## PROBLEM DETAILS
Scan the data below. Pull out each line where "Output" occurs.

## TASK INPUTS
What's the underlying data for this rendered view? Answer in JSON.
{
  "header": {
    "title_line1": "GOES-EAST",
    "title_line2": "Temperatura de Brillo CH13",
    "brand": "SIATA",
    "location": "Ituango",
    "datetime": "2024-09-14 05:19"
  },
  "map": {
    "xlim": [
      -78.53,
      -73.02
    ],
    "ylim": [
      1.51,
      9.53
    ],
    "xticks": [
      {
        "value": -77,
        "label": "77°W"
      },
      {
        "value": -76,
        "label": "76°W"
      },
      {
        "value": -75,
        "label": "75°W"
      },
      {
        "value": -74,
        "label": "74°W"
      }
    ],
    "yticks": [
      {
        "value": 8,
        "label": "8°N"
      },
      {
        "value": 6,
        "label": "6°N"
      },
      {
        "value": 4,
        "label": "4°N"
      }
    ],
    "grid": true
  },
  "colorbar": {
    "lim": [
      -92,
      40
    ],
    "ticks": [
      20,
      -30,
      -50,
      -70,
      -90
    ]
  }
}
--
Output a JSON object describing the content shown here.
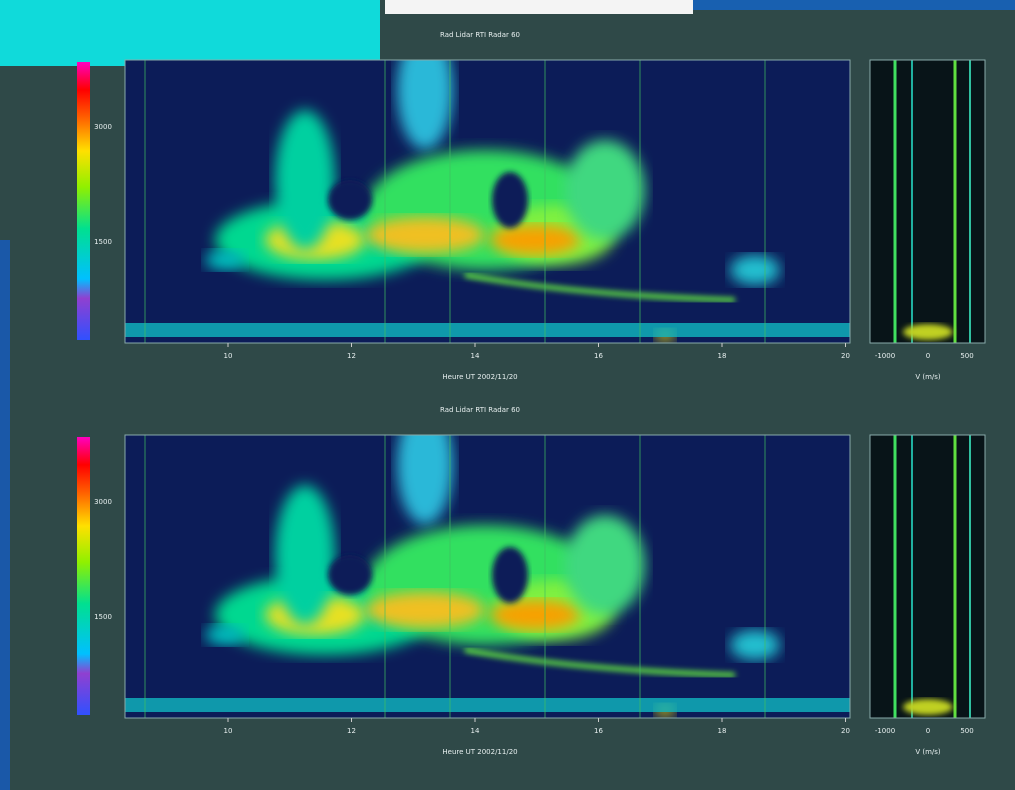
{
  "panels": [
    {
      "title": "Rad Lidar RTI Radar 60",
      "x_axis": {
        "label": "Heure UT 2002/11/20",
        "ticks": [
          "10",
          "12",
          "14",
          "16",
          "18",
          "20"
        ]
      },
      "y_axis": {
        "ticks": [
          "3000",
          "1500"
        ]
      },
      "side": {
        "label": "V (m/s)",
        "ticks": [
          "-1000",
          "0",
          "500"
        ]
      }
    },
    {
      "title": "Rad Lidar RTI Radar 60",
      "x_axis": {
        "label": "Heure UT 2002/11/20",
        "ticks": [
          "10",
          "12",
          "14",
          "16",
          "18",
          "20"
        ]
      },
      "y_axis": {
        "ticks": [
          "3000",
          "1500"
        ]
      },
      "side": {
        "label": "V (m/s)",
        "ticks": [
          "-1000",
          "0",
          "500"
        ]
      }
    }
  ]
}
* * *
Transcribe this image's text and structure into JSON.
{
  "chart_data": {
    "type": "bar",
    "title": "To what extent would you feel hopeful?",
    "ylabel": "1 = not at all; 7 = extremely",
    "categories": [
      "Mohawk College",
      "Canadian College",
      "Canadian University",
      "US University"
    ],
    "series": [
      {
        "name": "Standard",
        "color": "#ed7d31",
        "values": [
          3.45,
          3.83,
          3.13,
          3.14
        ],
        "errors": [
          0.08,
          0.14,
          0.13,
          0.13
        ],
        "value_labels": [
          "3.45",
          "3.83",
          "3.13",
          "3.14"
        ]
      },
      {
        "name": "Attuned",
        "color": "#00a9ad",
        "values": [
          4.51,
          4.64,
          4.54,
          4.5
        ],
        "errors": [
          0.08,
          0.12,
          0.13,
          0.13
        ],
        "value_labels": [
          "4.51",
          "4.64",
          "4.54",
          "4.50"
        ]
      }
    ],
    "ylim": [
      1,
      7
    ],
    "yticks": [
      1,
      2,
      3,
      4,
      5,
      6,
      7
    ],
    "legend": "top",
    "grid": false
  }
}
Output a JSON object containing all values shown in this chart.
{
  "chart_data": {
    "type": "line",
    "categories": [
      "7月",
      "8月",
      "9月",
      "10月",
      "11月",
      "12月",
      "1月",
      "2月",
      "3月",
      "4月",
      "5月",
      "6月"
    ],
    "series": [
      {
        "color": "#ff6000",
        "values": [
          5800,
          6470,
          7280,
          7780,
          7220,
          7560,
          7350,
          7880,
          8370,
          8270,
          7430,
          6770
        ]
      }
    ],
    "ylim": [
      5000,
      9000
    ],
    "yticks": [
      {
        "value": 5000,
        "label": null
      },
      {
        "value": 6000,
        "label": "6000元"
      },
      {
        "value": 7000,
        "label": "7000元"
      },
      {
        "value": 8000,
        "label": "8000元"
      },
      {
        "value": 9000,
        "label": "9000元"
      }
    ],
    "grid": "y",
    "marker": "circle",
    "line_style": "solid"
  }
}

## RESPONSE TO THE TASK
Output a JSON object describing the content shown here.
Output a JSON object containing all values shown in this chart.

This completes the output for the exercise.